- _WORK INSTRUCTION A_: Print the passage from the LPC 2011 post that starts at "I’m going to" and ends at "Hugh’s contest homepage.)".
- _WORK INSTRUCTION B_: In the LPC 2011 post, what does TLC stand for in the bot name TLCBot?
### TEXT SECTION
I’m going to follow through on posting an essay on my reflections about LPC 2011 (I never did this), but the summary of that essay will be this:

– Marvin Minsky et. al. and many others think the LPC is a joke. Stuart Shieber wrote an essay on why. (This is all on Hugh’s contest homepage.)

– Hugh wrote an eloquent rebuttal to this and I agree with everything he says in that rebuttal.

– Going into the contests for the last three years, I’ve naively believed that a SHRDLU-like entry would win the LPC because it would represent breathtaking technological prowess and not just a bunch of canned responses. I hyperfocused on Chip’s winning fourth conversation in Brighton where despite outing himself, he was ranked higher than his competitors because the conversation was of higher quality.

– My LPC 2011 experiences confirm my naivety and that this is definitely not the case. Many judges came out guns-ablazin’ and despite my being like a dog who submits immediately to avoid being attacked by the alpha dog, they attacked anyway, peppering Chip with questions he couldn’t possibly answer because he had no fake backstory and refusing to answer most of Chip’s questions. The few that did answer Chip’s questions and had higher quality conversations failed to be moved sufficiently.

– How do I reconcile this with my belief that Hugh was correct about the theoretical validity of the LPC to reward new technology by rewarding the best bot? After a lot of soul-searching I realized that just like the content of religious scriptures can have absolutely no bearing on the societal manifestation of that religion at any given moment in time, the societal manifestation of the LPC at this moment in time is nothing more than a glorified creative writing contest once the initial “hazing” (to use Bruce Wilcox’s term) of the preselection round has been completed. Comparing Zoe’s and Chip’s prequalifier transcripts is one indication of this: Chip got more answers correct, but Zoe’s were way more human.

Let me preemptively say before someone comes out of the woodwork and starts posting examples about how Chip sucks that I’m not saying that Chip was better than the other bots or succeeded in the stated goals I had for him – I’m just saying that my convictions about the societal manifestation of the LPC in the present day were solidified during this year’s contest. I’m also not saying that the outcome was undeserved: the power and expressiveness of ChatScipt in pattern matching lend themselves very well to authoring the sort of Choose Your Own Adventures needed to win the LPC, especially the ability to author multiple levels of patterns and responses, and such technology deserves to be rewarded IMO. (Non-U.S. readers, see: http://en.wikipedia.org/wiki/Choose_Your_Own_Adventure.) I also hadn’t realized Zoe attempted to handle non-trivial things like size relationships – the prequalifier transcripts for Zoe (and also for Chip) didn’t reveal this. In the end, however, any prequalifier-like abilities paled in comparison to the ability to generate high-quality human-like canned responses – I saw it with my own eyes.

If I ever do enter the LPC again, it’ll be either to make a quick $250 bucks because I think Chip can easily score high in the prequalifier rounds (unless Bruce makes his ontology so easily exploitable that anyone can build a Loebner-prequalifying bot as easily as an AIML bot), or else to play the game like it’s intended to be played according to my modified belief system: by authoring a bajillion canned responses. (Chip’s scripting language can also handle the multiple levels that ChatScript can.) I already have a name for such a bot: (TLCBot – where TLC stands for Take Loebner’s Cash.) I find the task of authoring so many canned responses abhorrent, though, so I’m trying to think of ways to delegate this (maybe some sort of Wiki?)

Anyway, apologies if any of this comes across as disparaging. That’s really not the intention. And I do believe that Hugh’s heart and the contest organizers’ hearts are all in the right place and all of my competitors were worthy. Also, sorry for hijacking this thread, Robby – you opened the floodgates and I think that if you combine Bruce’s infrastructure with your creative writing abilities, you’ll have an unbeatable LPC bot.
######
### DATA UNDER STUDY
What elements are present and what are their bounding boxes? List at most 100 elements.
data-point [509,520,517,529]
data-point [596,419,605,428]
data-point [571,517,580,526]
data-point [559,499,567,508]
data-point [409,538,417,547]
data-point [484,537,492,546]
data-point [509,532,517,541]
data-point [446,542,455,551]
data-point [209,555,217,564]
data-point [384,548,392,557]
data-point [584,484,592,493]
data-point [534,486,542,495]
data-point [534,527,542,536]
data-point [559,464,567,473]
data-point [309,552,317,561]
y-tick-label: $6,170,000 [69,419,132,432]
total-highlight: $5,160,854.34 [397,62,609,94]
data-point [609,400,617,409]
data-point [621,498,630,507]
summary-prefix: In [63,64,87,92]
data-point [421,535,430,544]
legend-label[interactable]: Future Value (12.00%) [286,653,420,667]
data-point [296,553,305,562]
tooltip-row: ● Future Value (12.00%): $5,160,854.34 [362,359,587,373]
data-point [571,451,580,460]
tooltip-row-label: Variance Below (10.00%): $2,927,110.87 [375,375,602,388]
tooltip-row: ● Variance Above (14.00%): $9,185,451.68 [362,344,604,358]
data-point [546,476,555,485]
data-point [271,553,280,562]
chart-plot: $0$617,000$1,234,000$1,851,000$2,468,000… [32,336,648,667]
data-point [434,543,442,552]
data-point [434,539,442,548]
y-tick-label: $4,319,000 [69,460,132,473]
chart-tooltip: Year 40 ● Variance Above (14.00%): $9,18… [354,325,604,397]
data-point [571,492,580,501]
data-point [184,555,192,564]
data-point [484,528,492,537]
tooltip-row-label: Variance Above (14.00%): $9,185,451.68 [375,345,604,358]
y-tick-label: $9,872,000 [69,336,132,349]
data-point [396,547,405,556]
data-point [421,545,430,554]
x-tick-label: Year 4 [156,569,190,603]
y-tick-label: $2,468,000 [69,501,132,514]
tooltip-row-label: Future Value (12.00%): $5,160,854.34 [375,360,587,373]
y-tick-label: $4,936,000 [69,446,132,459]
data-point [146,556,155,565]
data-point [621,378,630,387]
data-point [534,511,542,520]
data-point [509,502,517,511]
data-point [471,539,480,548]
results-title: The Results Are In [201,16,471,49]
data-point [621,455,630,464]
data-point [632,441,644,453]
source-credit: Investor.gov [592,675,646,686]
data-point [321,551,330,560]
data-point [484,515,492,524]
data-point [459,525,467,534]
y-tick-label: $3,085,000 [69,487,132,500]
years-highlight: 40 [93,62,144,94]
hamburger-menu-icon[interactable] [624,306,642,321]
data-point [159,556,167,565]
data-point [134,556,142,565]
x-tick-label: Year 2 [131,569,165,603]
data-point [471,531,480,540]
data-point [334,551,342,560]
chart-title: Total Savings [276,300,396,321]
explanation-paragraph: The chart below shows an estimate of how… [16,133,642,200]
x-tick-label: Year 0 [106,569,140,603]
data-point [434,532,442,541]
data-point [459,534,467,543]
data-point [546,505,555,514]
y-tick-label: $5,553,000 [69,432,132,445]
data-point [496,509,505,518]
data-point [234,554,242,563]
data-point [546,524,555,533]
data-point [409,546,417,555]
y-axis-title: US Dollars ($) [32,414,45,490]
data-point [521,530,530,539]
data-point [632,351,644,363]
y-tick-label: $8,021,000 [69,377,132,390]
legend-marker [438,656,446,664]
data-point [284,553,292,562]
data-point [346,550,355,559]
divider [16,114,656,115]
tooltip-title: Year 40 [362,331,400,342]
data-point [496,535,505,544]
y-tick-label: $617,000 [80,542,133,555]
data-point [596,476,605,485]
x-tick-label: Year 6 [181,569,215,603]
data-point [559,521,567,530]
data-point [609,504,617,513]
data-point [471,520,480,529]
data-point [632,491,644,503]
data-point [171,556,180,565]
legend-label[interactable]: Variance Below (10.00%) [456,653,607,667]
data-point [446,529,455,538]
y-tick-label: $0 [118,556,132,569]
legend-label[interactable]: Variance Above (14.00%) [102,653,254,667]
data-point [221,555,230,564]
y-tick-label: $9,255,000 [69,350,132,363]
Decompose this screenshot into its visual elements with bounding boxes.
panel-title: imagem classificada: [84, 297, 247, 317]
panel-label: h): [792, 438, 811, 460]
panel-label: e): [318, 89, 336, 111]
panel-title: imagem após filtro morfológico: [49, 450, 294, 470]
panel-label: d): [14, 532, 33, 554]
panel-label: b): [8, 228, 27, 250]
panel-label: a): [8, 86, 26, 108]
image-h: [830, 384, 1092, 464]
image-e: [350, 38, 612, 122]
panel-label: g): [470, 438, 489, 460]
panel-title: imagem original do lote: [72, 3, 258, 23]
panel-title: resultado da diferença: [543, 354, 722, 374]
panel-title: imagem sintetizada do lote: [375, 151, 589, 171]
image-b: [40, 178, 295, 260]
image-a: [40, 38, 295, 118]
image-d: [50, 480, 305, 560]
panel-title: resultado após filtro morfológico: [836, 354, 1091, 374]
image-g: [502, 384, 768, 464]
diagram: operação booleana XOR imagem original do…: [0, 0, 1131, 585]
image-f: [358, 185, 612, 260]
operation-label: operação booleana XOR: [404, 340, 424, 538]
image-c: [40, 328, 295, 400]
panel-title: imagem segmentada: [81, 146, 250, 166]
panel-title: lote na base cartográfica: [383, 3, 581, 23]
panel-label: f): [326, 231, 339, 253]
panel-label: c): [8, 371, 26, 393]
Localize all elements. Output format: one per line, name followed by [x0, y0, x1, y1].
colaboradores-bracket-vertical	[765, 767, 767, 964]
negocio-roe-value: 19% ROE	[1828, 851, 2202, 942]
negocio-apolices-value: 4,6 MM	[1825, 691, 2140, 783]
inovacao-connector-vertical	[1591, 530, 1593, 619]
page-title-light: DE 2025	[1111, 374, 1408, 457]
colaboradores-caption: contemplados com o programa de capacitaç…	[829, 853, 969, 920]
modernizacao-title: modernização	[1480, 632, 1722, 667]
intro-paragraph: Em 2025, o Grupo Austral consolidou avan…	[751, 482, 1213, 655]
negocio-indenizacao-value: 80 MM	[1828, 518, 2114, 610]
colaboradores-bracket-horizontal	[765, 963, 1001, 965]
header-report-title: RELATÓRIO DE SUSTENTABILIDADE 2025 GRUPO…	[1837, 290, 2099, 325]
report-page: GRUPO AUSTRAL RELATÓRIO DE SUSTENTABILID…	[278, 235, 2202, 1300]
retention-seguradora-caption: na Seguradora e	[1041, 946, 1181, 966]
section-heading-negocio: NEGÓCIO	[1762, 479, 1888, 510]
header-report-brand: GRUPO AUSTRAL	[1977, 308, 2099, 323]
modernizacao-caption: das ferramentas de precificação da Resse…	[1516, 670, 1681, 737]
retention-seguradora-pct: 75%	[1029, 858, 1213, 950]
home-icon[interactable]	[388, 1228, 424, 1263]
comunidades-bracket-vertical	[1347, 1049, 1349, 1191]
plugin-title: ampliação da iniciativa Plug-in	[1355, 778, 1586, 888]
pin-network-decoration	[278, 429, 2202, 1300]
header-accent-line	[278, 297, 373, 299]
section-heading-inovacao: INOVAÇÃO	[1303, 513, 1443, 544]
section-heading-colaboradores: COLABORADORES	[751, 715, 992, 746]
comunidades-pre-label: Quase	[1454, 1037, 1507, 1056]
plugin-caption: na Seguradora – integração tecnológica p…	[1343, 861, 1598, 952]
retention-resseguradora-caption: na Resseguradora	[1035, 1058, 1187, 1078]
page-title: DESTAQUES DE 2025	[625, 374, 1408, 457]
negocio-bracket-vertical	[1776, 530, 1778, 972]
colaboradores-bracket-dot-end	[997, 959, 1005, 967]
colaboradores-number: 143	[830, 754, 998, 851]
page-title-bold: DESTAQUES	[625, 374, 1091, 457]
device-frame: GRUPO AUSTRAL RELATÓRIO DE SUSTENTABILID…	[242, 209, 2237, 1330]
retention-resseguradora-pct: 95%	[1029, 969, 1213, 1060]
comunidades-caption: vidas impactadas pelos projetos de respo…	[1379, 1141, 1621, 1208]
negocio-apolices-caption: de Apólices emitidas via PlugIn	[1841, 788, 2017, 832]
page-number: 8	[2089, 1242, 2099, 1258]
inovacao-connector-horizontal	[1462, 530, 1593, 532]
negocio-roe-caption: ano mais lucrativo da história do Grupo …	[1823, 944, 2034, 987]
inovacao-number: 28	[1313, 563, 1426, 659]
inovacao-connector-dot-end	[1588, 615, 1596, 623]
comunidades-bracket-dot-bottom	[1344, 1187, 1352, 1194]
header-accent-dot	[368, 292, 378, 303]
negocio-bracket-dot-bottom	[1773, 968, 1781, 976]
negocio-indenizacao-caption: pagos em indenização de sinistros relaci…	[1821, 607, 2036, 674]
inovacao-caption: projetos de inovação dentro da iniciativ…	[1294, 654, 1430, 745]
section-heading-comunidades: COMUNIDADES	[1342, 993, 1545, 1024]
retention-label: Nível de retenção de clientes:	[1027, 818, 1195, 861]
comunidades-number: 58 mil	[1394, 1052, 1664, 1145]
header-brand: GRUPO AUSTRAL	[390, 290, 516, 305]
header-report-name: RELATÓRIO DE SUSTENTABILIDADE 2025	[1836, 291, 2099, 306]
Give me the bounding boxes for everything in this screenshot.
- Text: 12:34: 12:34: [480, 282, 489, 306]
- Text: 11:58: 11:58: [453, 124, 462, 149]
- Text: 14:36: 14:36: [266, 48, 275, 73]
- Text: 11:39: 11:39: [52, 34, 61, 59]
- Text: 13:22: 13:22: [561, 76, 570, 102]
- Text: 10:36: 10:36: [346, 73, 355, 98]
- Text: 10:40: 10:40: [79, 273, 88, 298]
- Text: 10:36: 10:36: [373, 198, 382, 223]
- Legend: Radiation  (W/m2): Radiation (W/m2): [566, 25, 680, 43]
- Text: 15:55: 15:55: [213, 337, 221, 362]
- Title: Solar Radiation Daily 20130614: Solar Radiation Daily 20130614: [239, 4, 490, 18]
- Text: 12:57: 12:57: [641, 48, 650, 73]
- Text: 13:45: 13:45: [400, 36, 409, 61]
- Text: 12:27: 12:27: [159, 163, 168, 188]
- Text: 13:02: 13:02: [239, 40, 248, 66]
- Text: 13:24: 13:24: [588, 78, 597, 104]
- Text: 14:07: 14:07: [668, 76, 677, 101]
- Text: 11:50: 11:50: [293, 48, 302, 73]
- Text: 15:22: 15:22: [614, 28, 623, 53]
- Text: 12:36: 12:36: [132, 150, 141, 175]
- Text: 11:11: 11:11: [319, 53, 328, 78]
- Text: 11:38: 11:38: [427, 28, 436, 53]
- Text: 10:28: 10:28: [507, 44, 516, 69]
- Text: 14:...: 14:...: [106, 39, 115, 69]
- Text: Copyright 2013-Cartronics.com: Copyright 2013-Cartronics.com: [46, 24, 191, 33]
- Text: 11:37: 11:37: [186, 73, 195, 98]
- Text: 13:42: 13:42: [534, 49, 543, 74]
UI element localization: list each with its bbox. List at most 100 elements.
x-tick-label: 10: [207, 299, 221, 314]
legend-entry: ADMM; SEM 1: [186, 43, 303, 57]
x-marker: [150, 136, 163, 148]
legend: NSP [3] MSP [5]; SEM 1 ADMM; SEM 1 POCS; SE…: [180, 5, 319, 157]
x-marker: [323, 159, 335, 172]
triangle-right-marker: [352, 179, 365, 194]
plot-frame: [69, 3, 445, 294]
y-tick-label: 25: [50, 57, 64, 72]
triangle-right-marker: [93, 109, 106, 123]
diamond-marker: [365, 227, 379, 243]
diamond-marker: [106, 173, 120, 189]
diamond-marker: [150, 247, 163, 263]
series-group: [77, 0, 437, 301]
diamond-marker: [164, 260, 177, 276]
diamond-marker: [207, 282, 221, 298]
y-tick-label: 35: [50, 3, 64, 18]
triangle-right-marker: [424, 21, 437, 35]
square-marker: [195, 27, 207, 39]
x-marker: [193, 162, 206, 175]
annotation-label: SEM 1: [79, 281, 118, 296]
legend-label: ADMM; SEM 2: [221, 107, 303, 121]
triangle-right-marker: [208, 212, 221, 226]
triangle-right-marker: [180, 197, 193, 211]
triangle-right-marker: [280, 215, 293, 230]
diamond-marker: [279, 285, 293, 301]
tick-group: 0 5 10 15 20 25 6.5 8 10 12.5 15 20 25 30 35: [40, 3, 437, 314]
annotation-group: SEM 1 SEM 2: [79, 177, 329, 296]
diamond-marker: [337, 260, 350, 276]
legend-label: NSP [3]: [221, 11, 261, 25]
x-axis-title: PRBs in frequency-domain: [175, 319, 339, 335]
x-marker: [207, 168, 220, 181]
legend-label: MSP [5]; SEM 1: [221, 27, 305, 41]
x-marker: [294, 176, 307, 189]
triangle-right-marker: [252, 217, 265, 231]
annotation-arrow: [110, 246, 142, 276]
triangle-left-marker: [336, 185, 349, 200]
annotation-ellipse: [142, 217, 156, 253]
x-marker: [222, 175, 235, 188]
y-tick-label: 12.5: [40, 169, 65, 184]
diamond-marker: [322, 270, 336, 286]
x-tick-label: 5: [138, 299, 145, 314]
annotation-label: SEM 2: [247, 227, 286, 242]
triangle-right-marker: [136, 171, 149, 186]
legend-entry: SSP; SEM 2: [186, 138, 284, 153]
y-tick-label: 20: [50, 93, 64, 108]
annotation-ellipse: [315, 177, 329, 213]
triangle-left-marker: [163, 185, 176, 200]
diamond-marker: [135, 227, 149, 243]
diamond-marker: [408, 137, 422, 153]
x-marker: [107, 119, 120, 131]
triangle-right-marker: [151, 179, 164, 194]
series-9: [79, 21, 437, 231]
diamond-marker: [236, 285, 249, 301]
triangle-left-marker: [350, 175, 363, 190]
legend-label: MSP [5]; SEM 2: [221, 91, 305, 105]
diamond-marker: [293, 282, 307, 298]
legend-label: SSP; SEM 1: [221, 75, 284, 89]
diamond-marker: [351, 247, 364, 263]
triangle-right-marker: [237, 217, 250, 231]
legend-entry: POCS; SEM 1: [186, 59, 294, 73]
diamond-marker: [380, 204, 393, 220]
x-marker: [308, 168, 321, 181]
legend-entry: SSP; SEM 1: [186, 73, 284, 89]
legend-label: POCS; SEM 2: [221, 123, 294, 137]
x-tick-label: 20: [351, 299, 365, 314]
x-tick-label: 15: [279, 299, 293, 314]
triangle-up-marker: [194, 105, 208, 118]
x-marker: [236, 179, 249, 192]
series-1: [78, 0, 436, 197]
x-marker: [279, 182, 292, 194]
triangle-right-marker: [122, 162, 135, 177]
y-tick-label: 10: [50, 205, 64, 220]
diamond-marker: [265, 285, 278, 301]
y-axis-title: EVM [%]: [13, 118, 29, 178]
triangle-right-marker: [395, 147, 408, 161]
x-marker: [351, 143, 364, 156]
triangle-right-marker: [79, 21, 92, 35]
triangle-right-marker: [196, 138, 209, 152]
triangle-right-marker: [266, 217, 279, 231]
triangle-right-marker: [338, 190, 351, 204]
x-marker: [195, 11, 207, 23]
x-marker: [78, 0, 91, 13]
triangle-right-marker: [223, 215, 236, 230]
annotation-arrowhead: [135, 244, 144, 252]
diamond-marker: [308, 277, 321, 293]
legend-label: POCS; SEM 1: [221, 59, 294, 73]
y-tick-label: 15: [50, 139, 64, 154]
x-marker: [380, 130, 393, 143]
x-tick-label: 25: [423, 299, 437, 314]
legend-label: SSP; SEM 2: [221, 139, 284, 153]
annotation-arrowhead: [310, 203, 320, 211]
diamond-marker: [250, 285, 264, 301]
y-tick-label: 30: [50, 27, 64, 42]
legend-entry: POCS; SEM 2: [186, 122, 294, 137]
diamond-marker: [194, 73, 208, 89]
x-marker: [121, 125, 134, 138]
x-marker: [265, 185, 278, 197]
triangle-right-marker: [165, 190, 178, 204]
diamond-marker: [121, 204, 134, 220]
######
- _EXERCISE RESULT A_:
I’m going to follow through on posting an essay on my reflections about LPC 2011 (I never did this), but the summary of that essay will be this:

– Marvin Minsky et. al. and many others think the LPC is a joke. Stuart Shieber wrote an essay on why. (This is all on Hugh’s contest homepage.)

- _EXERCISE RESULT B_: Take Loebner's Cash